— begin —

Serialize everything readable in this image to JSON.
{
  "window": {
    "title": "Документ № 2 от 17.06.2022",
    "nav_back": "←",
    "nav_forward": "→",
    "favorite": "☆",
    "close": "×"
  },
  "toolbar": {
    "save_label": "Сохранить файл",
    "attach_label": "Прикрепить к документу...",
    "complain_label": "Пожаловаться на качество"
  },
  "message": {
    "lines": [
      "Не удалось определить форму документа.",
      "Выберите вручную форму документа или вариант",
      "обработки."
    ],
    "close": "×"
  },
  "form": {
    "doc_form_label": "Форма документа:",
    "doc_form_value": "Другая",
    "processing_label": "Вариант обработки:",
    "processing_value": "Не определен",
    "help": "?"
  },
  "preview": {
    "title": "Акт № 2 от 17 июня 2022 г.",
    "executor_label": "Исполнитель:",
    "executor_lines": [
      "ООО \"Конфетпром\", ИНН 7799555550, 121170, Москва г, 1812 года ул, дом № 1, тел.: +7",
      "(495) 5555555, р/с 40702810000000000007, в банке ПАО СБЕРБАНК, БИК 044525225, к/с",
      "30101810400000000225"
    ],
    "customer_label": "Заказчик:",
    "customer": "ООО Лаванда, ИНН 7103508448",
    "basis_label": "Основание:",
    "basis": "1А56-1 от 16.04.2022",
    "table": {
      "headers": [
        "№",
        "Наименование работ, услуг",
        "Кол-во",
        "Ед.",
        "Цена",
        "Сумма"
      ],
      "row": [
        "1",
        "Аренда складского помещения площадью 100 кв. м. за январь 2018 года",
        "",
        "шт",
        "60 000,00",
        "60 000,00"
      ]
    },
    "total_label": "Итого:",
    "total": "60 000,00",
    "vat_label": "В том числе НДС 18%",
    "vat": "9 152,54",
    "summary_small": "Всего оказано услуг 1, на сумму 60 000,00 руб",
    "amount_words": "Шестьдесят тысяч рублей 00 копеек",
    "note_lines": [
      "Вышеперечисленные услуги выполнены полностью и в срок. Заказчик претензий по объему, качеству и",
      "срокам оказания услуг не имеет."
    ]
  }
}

— end —

Reproduce each entry from the records above, character for character.

— RESULT OF THIS EXERCISE —
Serialize everything readable in this image to JSON.
{
  "window": {
    "title": "Документ № 2 от 17.06.2022",
    "nav_back": "←",
    "nav_forward": "→",
    "favorite": "☆",
    "close": "×"
  },
  "toolbar": {
    "save_label": "Сохранить файл",
    "attach_label": "Прикрепить к документу...",
    "complain_label": "Пожаловаться на качество"
  },
  "message": {
    "lines": [
      "Не удалось определить форму документа.",
      "Выберите вручную форму документа или вариант",
      "обработки."
    ],
    "close": "×"
  },
  "form": {
    "doc_form_label": "Форма документа:",
    "doc_form_value": "Другая",
    "processing_label": "Вариант обработки:",
    "processing_value": "Не определен",
    "help": "?"
  },
  "preview": {
    "title": "Акт № 2 от 17 июня 2022 г.",
    "executor_label": "Исполнитель:",
    "executor_lines": [
      "ООО \"Конфетпром\", ИНН 7799555550, 121170, Москва г, 1812 года ул, дом № 1, тел.: +7",
      "(495) 5555555, р/с 40702810000000000007, в банке ПАО СБЕРБАНК, БИК 044525225, к/с",
      "30101810400000000225"
    ],
    "customer_label": "Заказчик:",
    "customer": "ООО Лаванда, ИНН 7103508448",
    "basis_label": "Основание:",
    "basis": "1А56-1 от 16.04.2022",
    "table": {
      "headers": [
        "№",
        "Наименование работ, услуг",
        "Кол-во",
        "Ед.",
        "Цена",
        "Сумма"
      ],
      "row": [
        "1",
        "Аренда складского помещения площадью 100 кв. м. за январь 2018 года",
        "",
        "шт",
        "60 000,00",
        "60 000,00"
      ]
    },
    "total_label": "Итого:",
    "total": "60 000,00",
    "vat_label": "В том числе НДС 18%",
    "vat": "9 152,54",
    "summary_small": "Всего оказано услуг 1, на сумму 60 000,00 руб",
    "amount_words": "Шестьдесят тысяч рублей 00 копеек",
    "note_lines": [
      "Вышеперечисленные услуги выполнены полностью и в срок. Заказчик претензий по объему, качеству и",
      "срокам оказания услуг не имеет."
    ]
  }
}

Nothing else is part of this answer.